[Document understanding data]
********************

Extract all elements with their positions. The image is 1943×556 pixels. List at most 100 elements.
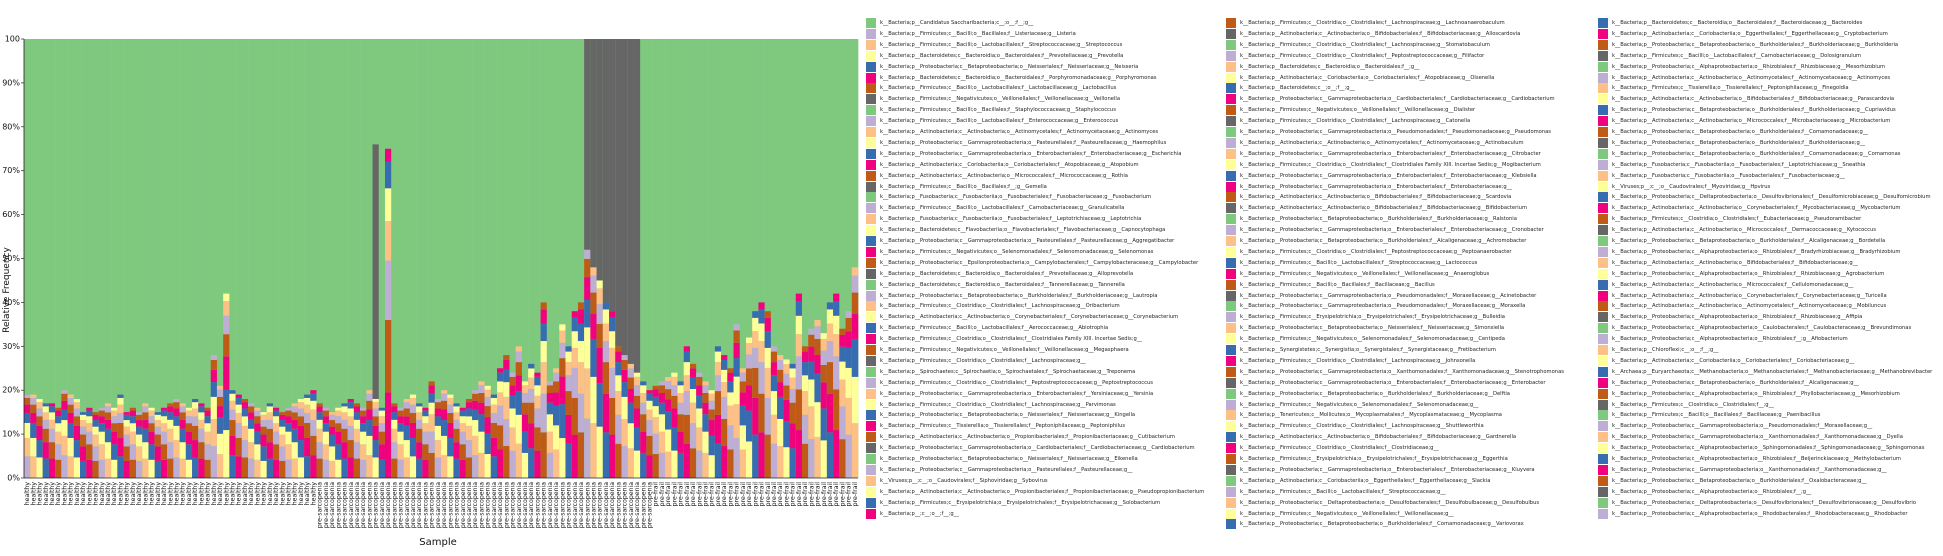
- bar-segment-dominant: [739, 39, 747, 478]
- bar-segment: [316, 419, 324, 429]
- bar-segment: [677, 452, 685, 478]
- legend-label: k__Bacteria;p__Firmicutes;c__Clostridia;…: [880, 336, 1142, 343]
- bar-segment: [652, 417, 660, 434]
- legend-label: k__Bacteria;p__Firmicutes;c__Bacilli;o__…: [1240, 281, 1435, 288]
- bar-segment: [310, 420, 317, 436]
- bar-segment: [154, 420, 162, 427]
- bar-segment: [521, 385, 529, 394]
- bar-segment-dominant: [92, 39, 99, 478]
- legend-item: k__Bacteria;p__Bacteroidetes;c__Bacteroi…: [866, 279, 1224, 290]
- bar-segment: [689, 363, 697, 369]
- bar-segment: [540, 432, 548, 478]
- legend-label: k__Bacteria;p__Actinobacteria;c__Corioba…: [1612, 30, 1888, 37]
- bar-segment: [335, 407, 342, 411]
- bar-segment: [254, 423, 261, 432]
- bar-segment: [322, 410, 330, 417]
- bar-segment: [422, 407, 429, 411]
- legend-item: k__Bacteria;p__Proteobacteria;c__Gammapr…: [1226, 464, 1584, 475]
- bar-segment: [845, 367, 853, 398]
- bar-segment: [739, 449, 747, 478]
- legend-item: k__Bacteria;p__Firmicutes;c__Clostridia;…: [1598, 214, 1943, 225]
- x-tick-label: pre-sarcopenia: [590, 482, 597, 528]
- bar-segment-dominant: [279, 39, 286, 478]
- bar-segment-dominant: [565, 39, 573, 478]
- bar-segment: [416, 458, 423, 478]
- sample-bar: [808, 39, 815, 478]
- bar-segment: [820, 365, 828, 383]
- bar-segment: [173, 440, 180, 458]
- legend-item: k__Bacteria;p__Proteobacteria;c__Betapro…: [866, 454, 1224, 464]
- legend-swatch: [1226, 181, 1236, 192]
- bar-segment: [658, 402, 666, 415]
- bar-segment: [441, 455, 448, 478]
- bar-segment: [565, 391, 573, 415]
- bar-segment-dominant: [272, 39, 280, 478]
- legend-item: k__Bacteria;p__Firmicutes;c__Bacilli;o__…: [866, 28, 1224, 39]
- bar-segment: [546, 414, 554, 432]
- bar-segment: [123, 426, 131, 435]
- bar-segment: [596, 280, 604, 289]
- legend-swatch: [1598, 486, 1608, 497]
- bar-segment: [136, 412, 143, 415]
- bar-segment: [795, 293, 803, 301]
- bar-segment: [758, 341, 765, 363]
- bar-segment: [223, 334, 230, 357]
- bar-segment: [839, 328, 846, 335]
- bar-segment: [795, 389, 803, 431]
- bar-segment: [416, 403, 423, 407]
- x-tick-label: healthy: [99, 482, 106, 506]
- bar-segment: [565, 443, 573, 478]
- bar-segment: [360, 410, 367, 417]
- bar-segment: [515, 414, 523, 444]
- legend-item: k__Bacteria;p__Proteobacteria;c__Alphapr…: [1598, 312, 1943, 323]
- x-tick-label: pre-frail: [808, 482, 815, 507]
- legend-label: k__Bacteria;p__Firmicutes;c__Clostridia;…: [1240, 357, 1476, 364]
- bar-segment: [652, 389, 660, 397]
- legend-item: k__Bacteria;p__Firmicutes;c__Negativicut…: [866, 94, 1224, 105]
- bar-segment: [335, 431, 342, 445]
- legend-label: k__Bacteria;p__Actinobacteria;c__Actinob…: [1240, 205, 1527, 212]
- bar-segment: [229, 435, 236, 456]
- bar-segment-dominant: [721, 39, 728, 478]
- sample-bar: [353, 39, 361, 478]
- bar-segment: [503, 446, 510, 478]
- bar-segment: [142, 458, 149, 478]
- legend-label: k__Bacteria;p__Proteobacteria;c__Betapro…: [880, 456, 1138, 462]
- bar-segment: [204, 416, 212, 424]
- sample-bar: [117, 39, 124, 478]
- bar-segment: [640, 452, 647, 478]
- sample-bar: [179, 39, 187, 478]
- x-tick-label: healthy: [223, 482, 230, 506]
- legend-label: k__Bacteria;p__Proteobacteria;c__Gammapr…: [880, 466, 1133, 473]
- bar-segment: [521, 414, 529, 432]
- x-tick-label: pre-sarcopenia: [354, 482, 361, 528]
- bar-segment: [422, 459, 429, 478]
- x-tick-label: pre-frail: [671, 482, 678, 507]
- x-tick-label: healthy: [173, 482, 180, 506]
- x-axis: healthy healthy healthy healthy healthy healt…: [24, 477, 859, 528]
- sample-bar: [154, 39, 162, 478]
- bar-segment: [652, 385, 660, 390]
- bar-segment: [416, 406, 423, 413]
- bar-segment: [677, 414, 685, 432]
- bar-segment: [167, 406, 174, 413]
- legend-swatch: [1226, 508, 1236, 519]
- sample-bar: [416, 39, 423, 478]
- sample-bar: [565, 39, 573, 478]
- bar-segment: [478, 402, 485, 415]
- bar-segment: [397, 459, 404, 478]
- bar-segment: [403, 425, 411, 441]
- bar-segment-dark: [602, 39, 610, 303]
- bar-segment-dominant: [571, 39, 579, 478]
- bar-segment: [801, 414, 809, 444]
- x-tick-label: pre-sarcopenia: [416, 482, 423, 528]
- bar-segment: [30, 456, 37, 478]
- bar-segment: [403, 457, 411, 478]
- bar-segment: [328, 446, 336, 461]
- sample-bar: [696, 39, 703, 478]
- sample-bar: [160, 39, 168, 478]
- legend-label: k__Bacteria;p__Proteobacteria;c__Gammapr…: [1240, 368, 1564, 375]
- bar-segment: [136, 460, 143, 478]
- bar-segment: [447, 437, 454, 457]
- bar-segment-dominant: [30, 39, 37, 478]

********************

With the pictures removed, return all the entries exactly.

### Response
Extract all elements with their positions. The image is 1943×556 pixels. List at most 100 elements.
- bar-segment-dominant: [739, 39, 747, 478]
- bar-segment: [316, 419, 324, 429]
- bar-segment: [677, 452, 685, 478]
- legend-label: k__Bacteria;p__Firmicutes;c__Clostridia;…: [880, 336, 1142, 343]
- bar-segment: [652, 417, 660, 434]
- legend-label: k__Bacteria;p__Firmicutes;c__Bacilli;o__…: [1240, 281, 1435, 288]
- bar-segment: [310, 420, 317, 436]
- bar-segment: [154, 420, 162, 427]
- bar-segment: [521, 385, 529, 394]
- bar-segment-dominant: [92, 39, 99, 478]
- legend-item: k__Bacteria;p__Bacteroidetes;c__Bacteroi…: [866, 279, 1224, 290]
- bar-segment: [689, 363, 697, 369]
- bar-segment: [540, 432, 548, 478]
- legend-label: k__Bacteria;p__Actinobacteria;c__Corioba…: [1612, 30, 1888, 37]
- bar-segment: [335, 407, 342, 411]
- bar-segment: [254, 423, 261, 432]
- bar-segment: [322, 410, 330, 417]
- bar-segment: [422, 407, 429, 411]
- legend-item: k__Bacteria;p__Proteobacteria;c__Gammapr…: [1226, 464, 1584, 475]
- bar-segment: [845, 367, 853, 398]
- bar-segment: [739, 449, 747, 478]
- legend-item: k__Bacteria;p__Firmicutes;c__Clostridia;…: [1598, 214, 1943, 225]
- x-tick-label: pre-sarcopenia: [590, 482, 597, 528]
- bar-segment-dominant: [279, 39, 286, 478]
- bar-segment-dominant: [565, 39, 573, 478]
- bar-segment: [416, 458, 423, 478]
- sample-bar: [808, 39, 815, 478]
- bar-segment: [820, 365, 828, 383]
- bar-segment: [173, 440, 180, 458]
- legend-item: k__Bacteria;p__Proteobacteria;c__Betapro…: [866, 454, 1224, 464]
- legend-swatch: [1226, 181, 1236, 192]
- bar-segment: [658, 402, 666, 415]
- bar-segment: [441, 455, 448, 478]
- bar-segment: [565, 391, 573, 415]
- bar-segment-dominant: [272, 39, 280, 478]
- legend-item: k__Bacteria;p__Firmicutes;c__Bacilli;o__…: [866, 28, 1224, 39]
- bar-segment: [546, 414, 554, 432]
- bar-segment: [123, 426, 131, 435]
- bar-segment: [596, 280, 604, 289]
- legend-swatch: [1598, 486, 1608, 497]
- bar-segment: [136, 412, 143, 415]
- bar-segment: [795, 293, 803, 301]
- bar-segment: [758, 341, 765, 363]
- bar-segment: [223, 334, 230, 357]
- bar-segment: [839, 328, 846, 335]
- bar-segment: [795, 389, 803, 431]
- bar-segment: [416, 403, 423, 407]
- x-tick-label: healthy: [99, 482, 106, 506]
- bar-segment: [565, 443, 573, 478]
- bar-segment: [360, 410, 367, 417]
- bar-segment: [515, 414, 523, 444]
- legend-item: k__Bacteria;p__Proteobacteria;c__Alphapr…: [1598, 312, 1943, 323]
- x-tick-label: pre-frail: [808, 482, 815, 507]
- legend-label: k__Bacteria;p__Firmicutes;c__Clostridia;…: [1240, 357, 1476, 364]
- bar-segment: [652, 389, 660, 397]
- legend-item: k__Bacteria;p__Firmicutes;c__Negativicut…: [866, 94, 1224, 105]
- bar-segment: [335, 431, 342, 445]
- legend-label: k__Bacteria;p__Actinobacteria;c__Actinob…: [1240, 205, 1527, 212]
- bar-segment: [229, 435, 236, 456]
- bar-segment-dominant: [721, 39, 728, 478]
- sample-bar: [353, 39, 361, 478]
- bar-segment: [503, 446, 510, 478]
- bar-segment: [142, 458, 149, 478]
- legend-label: k__Bacteria;p__Proteobacteria;c__Betapro…: [880, 456, 1138, 462]
- bar-segment: [204, 416, 212, 424]
- sample-bar: [117, 39, 124, 478]
- bar-segment: [640, 452, 647, 478]
- sample-bar: [179, 39, 187, 478]
- x-tick-label: healthy: [223, 482, 230, 506]
- legend-label: k__Bacteria;p__Proteobacteria;c__Gammapr…: [880, 466, 1133, 473]
- bar-segment: [521, 414, 529, 432]
- x-tick-label: pre-sarcopenia: [354, 482, 361, 528]
- bar-segment: [422, 459, 429, 478]
- x-tick-label: pre-frail: [671, 482, 678, 507]
- x-tick-label: healthy: [173, 482, 180, 506]
- x-axis: healthy healthy healthy healthy healthy healt…: [24, 477, 859, 528]
- sample-bar: [154, 39, 162, 478]
- bar-segment: [652, 385, 660, 390]
- bar-segment: [416, 406, 423, 413]
- bar-segment: [677, 414, 685, 432]
- bar-segment: [167, 406, 174, 413]
- legend-swatch: [1226, 508, 1236, 519]
- sample-bar: [416, 39, 423, 478]
- sample-bar: [565, 39, 573, 478]
- bar-segment: [478, 402, 485, 415]
- bar-segment: [397, 459, 404, 478]
- bar-segment: [403, 425, 411, 441]
- bar-segment-dark: [602, 39, 610, 303]
- bar-segment-dominant: [571, 39, 579, 478]
- bar-segment: [801, 414, 809, 444]
- x-tick-label: pre-sarcopenia: [416, 482, 423, 528]
- bar-segment: [30, 456, 37, 478]
- bar-segment: [403, 457, 411, 478]
- bar-segment: [328, 446, 336, 461]
- sample-bar: [696, 39, 703, 478]
- sample-bar: [160, 39, 168, 478]
- legend-label: k__Bacteria;p__Proteobacteria;c__Gammapr…: [1240, 368, 1564, 375]
- bar-segment: [136, 460, 143, 478]
- bar-segment: [447, 437, 454, 457]
- bar-segment-dominant: [30, 39, 37, 478]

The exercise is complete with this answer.